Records
▬▬▬▬▬▬
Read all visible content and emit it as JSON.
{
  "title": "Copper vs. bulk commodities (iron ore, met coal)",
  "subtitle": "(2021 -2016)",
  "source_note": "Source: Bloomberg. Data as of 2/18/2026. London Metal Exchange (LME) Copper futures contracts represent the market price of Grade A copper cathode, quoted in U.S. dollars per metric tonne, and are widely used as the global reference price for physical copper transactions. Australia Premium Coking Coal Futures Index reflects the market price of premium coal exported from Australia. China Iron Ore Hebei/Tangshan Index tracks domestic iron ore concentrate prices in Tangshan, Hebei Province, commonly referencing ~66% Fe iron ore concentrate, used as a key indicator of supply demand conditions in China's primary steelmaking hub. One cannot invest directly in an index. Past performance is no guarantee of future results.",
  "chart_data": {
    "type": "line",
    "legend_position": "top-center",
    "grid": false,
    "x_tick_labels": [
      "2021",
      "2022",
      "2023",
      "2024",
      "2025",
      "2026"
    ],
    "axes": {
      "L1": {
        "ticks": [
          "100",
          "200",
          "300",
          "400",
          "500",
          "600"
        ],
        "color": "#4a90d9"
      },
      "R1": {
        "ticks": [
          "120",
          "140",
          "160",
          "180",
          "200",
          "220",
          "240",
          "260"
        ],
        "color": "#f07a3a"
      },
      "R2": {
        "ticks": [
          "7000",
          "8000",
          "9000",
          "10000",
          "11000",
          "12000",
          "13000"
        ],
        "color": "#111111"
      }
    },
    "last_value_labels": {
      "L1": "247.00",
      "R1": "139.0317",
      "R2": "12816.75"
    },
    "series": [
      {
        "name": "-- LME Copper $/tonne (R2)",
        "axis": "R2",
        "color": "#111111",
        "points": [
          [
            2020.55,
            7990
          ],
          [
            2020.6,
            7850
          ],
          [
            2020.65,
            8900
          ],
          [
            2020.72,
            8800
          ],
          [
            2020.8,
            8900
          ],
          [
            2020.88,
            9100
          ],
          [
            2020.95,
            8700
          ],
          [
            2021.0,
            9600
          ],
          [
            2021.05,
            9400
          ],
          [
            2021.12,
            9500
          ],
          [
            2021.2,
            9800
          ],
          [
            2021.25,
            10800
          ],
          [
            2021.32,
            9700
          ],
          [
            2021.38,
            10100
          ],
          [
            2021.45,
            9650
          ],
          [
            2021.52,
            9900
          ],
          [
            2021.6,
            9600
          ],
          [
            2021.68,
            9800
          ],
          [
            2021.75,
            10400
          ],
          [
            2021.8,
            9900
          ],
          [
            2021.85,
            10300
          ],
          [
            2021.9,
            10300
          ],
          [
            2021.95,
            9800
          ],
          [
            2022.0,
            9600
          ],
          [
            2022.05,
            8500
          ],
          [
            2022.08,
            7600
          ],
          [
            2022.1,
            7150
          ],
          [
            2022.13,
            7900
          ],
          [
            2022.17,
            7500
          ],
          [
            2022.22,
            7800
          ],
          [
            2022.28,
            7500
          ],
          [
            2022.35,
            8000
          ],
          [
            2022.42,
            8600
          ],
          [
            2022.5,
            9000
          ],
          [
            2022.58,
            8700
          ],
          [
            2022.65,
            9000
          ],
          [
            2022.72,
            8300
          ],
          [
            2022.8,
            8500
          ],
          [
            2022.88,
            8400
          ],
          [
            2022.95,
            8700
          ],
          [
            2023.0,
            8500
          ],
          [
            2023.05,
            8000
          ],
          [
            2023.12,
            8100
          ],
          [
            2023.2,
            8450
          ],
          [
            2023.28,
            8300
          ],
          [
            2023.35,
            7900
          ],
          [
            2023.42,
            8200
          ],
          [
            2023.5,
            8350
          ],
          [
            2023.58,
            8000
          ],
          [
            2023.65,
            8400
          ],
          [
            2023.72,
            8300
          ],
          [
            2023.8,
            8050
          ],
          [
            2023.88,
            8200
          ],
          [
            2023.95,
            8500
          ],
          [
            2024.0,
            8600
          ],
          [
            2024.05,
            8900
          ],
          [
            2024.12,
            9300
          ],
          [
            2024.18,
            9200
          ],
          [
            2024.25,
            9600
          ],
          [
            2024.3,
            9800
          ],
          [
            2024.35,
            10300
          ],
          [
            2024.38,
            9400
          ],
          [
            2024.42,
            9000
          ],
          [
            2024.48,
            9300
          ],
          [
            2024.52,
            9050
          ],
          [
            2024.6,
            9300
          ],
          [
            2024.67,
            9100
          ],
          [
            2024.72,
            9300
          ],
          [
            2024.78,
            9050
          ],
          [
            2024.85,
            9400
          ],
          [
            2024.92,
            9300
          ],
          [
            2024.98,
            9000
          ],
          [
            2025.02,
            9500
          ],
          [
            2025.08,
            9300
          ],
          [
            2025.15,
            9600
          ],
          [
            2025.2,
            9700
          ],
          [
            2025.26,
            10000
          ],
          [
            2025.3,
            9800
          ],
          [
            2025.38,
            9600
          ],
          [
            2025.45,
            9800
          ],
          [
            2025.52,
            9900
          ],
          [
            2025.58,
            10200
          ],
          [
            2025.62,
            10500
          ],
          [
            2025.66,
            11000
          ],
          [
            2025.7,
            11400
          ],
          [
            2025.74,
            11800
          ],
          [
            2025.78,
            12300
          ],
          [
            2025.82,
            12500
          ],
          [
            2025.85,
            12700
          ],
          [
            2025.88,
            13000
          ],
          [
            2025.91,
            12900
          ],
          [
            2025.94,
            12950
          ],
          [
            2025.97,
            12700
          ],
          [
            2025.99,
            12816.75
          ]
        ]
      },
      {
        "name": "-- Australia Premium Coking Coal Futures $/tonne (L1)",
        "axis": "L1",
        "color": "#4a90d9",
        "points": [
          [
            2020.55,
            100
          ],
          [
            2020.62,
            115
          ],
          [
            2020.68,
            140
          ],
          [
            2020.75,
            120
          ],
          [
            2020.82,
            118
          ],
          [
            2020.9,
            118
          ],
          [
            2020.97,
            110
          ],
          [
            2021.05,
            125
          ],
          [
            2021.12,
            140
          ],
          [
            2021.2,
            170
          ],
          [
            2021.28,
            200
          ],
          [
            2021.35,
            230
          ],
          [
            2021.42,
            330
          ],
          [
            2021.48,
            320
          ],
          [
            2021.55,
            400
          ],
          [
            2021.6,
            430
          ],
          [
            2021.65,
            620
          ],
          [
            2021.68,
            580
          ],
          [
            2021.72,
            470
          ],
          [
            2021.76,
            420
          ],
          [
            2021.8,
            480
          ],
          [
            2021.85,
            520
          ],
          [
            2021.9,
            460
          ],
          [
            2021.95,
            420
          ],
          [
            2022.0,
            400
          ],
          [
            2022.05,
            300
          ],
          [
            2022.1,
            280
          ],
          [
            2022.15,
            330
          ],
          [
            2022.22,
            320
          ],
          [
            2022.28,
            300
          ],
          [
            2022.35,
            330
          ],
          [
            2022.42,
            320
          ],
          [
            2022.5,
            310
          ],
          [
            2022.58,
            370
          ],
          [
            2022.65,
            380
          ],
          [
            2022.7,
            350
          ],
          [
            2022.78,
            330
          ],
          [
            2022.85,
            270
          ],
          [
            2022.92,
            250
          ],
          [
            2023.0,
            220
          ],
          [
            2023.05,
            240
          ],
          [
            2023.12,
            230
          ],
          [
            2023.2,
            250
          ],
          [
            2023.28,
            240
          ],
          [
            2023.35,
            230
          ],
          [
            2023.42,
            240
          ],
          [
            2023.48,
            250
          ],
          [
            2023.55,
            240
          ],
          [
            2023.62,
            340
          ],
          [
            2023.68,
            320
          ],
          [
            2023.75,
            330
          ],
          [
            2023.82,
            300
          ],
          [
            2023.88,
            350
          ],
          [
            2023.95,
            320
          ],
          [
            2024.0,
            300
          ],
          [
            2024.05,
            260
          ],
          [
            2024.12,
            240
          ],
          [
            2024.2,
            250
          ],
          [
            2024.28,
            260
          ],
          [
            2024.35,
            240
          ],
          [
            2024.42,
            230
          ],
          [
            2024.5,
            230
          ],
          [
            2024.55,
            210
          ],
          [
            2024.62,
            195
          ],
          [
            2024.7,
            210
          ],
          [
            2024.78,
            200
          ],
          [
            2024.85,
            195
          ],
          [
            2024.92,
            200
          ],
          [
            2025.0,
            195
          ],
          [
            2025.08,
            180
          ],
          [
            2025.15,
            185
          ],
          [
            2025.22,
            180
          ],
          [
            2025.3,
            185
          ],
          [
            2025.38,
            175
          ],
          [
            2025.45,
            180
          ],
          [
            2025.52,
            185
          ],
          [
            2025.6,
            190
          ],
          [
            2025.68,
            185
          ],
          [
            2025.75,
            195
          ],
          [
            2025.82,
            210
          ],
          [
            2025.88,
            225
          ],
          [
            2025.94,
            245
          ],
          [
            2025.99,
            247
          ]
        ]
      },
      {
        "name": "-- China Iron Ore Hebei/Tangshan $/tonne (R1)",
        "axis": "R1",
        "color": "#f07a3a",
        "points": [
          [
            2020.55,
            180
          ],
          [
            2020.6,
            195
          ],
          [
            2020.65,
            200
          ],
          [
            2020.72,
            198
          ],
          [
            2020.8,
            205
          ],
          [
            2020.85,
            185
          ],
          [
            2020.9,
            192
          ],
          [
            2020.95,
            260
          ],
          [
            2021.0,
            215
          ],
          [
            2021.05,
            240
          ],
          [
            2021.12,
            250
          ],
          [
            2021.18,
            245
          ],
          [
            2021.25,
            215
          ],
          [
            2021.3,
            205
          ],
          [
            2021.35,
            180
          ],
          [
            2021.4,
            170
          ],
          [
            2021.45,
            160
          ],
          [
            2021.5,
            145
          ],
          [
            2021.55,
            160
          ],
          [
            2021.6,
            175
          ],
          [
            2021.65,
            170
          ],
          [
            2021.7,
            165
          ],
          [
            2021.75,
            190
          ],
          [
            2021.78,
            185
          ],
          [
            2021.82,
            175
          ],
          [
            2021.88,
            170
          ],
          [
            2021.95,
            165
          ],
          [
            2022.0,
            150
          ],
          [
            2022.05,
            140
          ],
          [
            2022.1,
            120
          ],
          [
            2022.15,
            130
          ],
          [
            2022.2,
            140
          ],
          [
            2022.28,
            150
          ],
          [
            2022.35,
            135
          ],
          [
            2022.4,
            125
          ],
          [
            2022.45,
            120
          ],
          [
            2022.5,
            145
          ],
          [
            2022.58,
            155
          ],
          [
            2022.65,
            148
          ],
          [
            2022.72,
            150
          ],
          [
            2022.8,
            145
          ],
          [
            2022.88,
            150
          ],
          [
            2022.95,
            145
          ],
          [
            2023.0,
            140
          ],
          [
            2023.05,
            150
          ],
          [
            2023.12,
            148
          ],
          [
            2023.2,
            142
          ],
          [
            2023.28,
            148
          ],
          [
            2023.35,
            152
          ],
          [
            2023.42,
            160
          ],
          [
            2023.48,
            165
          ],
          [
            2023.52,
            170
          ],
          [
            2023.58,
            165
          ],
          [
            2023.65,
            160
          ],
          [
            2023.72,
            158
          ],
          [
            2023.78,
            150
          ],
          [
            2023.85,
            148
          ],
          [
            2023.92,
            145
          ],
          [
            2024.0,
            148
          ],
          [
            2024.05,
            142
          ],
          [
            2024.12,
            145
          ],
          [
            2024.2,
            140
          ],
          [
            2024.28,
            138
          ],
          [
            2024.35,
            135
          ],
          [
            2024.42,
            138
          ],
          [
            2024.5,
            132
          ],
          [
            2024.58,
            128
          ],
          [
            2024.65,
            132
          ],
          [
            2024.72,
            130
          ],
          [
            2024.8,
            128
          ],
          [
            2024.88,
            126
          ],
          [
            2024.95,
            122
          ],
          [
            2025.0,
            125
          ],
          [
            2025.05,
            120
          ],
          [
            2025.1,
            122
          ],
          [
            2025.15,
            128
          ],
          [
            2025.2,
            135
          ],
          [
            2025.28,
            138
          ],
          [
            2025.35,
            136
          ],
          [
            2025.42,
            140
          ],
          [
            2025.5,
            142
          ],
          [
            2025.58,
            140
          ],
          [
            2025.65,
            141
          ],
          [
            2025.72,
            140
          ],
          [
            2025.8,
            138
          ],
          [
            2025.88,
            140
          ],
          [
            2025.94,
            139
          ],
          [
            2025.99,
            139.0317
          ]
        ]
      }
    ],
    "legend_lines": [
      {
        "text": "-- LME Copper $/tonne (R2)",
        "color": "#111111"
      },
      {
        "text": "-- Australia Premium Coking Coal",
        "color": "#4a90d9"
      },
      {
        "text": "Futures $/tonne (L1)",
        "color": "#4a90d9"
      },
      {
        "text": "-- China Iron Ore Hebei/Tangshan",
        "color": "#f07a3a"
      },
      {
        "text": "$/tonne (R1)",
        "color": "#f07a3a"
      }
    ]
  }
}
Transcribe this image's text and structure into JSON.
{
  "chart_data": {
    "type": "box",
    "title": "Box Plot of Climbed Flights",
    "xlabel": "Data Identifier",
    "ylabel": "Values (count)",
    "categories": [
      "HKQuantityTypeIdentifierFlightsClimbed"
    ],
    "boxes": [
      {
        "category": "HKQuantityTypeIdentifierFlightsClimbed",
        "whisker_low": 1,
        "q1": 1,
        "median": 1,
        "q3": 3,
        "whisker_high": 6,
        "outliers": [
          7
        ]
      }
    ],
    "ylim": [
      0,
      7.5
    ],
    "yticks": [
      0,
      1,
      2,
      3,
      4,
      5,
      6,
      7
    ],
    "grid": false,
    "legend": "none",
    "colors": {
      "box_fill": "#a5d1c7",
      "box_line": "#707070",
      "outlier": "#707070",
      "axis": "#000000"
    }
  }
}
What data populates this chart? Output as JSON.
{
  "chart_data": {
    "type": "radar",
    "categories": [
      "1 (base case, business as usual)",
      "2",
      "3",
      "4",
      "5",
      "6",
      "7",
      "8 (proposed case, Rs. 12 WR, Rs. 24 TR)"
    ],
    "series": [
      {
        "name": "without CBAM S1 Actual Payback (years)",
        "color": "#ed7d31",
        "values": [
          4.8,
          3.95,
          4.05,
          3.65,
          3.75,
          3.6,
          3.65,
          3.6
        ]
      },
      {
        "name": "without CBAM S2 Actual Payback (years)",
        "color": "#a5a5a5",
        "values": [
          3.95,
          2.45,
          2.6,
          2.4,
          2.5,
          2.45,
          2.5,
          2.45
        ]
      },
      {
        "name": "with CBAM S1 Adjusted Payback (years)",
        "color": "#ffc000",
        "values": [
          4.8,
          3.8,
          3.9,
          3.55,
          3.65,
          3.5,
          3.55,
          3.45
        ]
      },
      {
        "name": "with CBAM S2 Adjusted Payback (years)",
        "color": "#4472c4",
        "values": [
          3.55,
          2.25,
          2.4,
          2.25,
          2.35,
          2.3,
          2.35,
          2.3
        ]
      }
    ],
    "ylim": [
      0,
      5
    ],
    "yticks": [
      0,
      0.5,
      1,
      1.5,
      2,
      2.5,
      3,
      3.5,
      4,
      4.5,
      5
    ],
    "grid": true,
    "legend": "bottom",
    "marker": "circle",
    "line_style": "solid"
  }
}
▬▬▬▬▬▬
In the listing above, find each line with the word "JSON" and copy it.

Read all visible content and emit it as JSON.
Transcribe this image's text and structure into JSON.
What data populates this chart? Output as JSON.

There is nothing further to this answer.